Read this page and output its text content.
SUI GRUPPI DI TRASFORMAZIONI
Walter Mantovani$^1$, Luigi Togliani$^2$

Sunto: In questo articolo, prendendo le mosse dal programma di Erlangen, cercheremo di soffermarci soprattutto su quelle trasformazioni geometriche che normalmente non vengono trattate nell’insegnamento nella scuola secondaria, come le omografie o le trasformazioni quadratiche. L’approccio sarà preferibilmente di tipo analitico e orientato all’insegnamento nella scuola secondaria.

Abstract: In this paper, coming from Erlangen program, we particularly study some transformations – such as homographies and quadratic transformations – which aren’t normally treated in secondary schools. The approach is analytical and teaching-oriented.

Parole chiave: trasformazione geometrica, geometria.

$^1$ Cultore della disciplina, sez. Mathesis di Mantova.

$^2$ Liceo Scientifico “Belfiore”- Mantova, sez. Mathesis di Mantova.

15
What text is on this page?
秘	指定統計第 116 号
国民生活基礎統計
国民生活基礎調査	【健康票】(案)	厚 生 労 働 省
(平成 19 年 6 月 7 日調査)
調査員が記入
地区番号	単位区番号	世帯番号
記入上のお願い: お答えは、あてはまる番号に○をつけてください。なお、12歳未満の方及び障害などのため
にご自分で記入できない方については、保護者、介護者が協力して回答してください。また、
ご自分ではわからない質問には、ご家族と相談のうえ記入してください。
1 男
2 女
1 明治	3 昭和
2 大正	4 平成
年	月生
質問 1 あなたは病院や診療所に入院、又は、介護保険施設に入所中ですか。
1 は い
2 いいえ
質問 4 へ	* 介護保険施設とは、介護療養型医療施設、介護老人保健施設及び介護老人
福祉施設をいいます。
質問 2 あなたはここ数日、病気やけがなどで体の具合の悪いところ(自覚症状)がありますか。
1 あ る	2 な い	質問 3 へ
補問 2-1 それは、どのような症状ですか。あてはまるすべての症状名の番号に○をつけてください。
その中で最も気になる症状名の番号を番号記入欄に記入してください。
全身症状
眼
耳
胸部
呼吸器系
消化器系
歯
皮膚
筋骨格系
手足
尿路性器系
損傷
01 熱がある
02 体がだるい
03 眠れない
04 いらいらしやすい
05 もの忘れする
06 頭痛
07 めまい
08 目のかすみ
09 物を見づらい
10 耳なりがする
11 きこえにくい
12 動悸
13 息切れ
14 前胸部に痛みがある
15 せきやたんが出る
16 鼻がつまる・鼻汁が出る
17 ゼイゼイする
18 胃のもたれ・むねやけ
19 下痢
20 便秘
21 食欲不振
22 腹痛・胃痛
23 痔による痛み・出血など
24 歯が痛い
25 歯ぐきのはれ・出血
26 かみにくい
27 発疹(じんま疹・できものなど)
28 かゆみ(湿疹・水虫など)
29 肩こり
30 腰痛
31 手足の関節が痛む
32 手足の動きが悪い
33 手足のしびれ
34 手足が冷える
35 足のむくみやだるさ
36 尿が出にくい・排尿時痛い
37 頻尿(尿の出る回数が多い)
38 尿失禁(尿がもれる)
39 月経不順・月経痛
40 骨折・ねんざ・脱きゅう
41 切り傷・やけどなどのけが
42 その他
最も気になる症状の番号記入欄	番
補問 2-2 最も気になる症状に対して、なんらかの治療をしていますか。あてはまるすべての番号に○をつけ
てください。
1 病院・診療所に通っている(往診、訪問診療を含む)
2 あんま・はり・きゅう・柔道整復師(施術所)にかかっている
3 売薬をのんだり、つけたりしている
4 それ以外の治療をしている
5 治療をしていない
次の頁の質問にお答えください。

####################

§ Brief
Write out the entire listing exactly.

§ Expected answer
Read this page and output its text content.
SUI GRUPPI DI TRASFORMAZIONI
Walter Mantovani$^1$, Luigi Togliani$^2$

Sunto: In questo articolo, prendendo le mosse dal programma di Erlangen, cercheremo di soffermarci soprattutto su quelle trasformazioni geometriche che normalmente non vengono trattate nell’insegnamento nella scuola secondaria, come le omografie o le trasformazioni quadratiche. L’approccio sarà preferibilmente di tipo analitico e orientato all’insegnamento nella scuola secondaria.

Abstract: In this paper, coming from Erlangen program, we particularly study some transformations – such as homographies and quadratic transformations – which aren’t normally treated in secondary schools. The approach is analytical and teaching-oriented.

Parole chiave: trasformazione geometrica, geometria.

$^1$ Cultore della disciplina, sez. Mathesis di Mantova.

$^2$ Liceo Scientifico “Belfiore”- Mantova, sez. Mathesis di Mantova.

15
What text is on this page?
秘	指定統計第 116 号
国民生活基礎統計
国民生活基礎調査	【健康票】(案)	厚 生 労 働 省
(平成 19 年 6 月 7 日調査)
調査員が記入
地区番号	単位区番号	世帯番号
記入上のお願い: お答えは、あてはまる番号に○をつけてください。なお、12歳未満の方及び障害などのため
にご自分で記入できない方については、保護者、介護者が協力して回答してください。また、
ご自分ではわからない質問には、ご家族と相談のうえ記入してください。
1 男
2 女
1 明治	3 昭和
2 大正	4 平成
年	月生
質問 1 あなたは病院や診療所に入院、又は、介護保険施設に入所中ですか。
1 は い
2 いいえ
質問 4 へ	* 介護保険施設とは、介護療養型医療施設、介護老人保健施設及び介護老人
福祉施設をいいます。
質問 2 あなたはここ数日、病気やけがなどで体の具合の悪いところ(自覚症状)がありますか。
1 あ る	2 な い	質問 3 へ
補問 2-1 それは、どのような症状ですか。あてはまるすべての症状名の番号に○をつけてください。
その中で最も気になる症状名の番号を番号記入欄に記入してください。
全身症状
眼
耳
胸部
呼吸器系
消化器系
歯
皮膚
筋骨格系
手足
尿路性器系
損傷
01 熱がある
02 体がだるい
03 眠れない
04 いらいらしやすい
05 もの忘れする
06 頭痛
07 めまい
08 目のかすみ
09 物を見づらい
10 耳なりがする
11 きこえにくい
12 動悸
13 息切れ
14 前胸部に痛みがある
15 せきやたんが出る
16 鼻がつまる・鼻汁が出る
17 ゼイゼイする
18 胃のもたれ・むねやけ
19 下痢
20 便秘
21 食欲不振
22 腹痛・胃痛
23 痔による痛み・出血など
24 歯が痛い
25 歯ぐきのはれ・出血
26 かみにくい
27 発疹(じんま疹・できものなど)
28 かゆみ(湿疹・水虫など)
29 肩こり
30 腰痛
31 手足の関節が痛む
32 手足の動きが悪い
33 手足のしびれ
34 手足が冷える
35 足のむくみやだるさ
36 尿が出にくい・排尿時痛い
37 頻尿(尿の出る回数が多い)
38 尿失禁(尿がもれる)
39 月経不順・月経痛
40 骨折・ねんざ・脱きゅう
41 切り傷・やけどなどのけが
42 その他
最も気になる症状の番号記入欄	番
補問 2-2 最も気になる症状に対して、なんらかの治療をしていますか。あてはまるすべての番号に○をつけ
てください。
1 病院・診療所に通っている(往診、訪問診療を含む)
2 あんま・はり・きゅう・柔道整復師(施術所)にかかっている
3 売薬をのんだり、つけたりしている
4 それ以外の治療をしている
5 治療をしていない
次の頁の質問にお答えください。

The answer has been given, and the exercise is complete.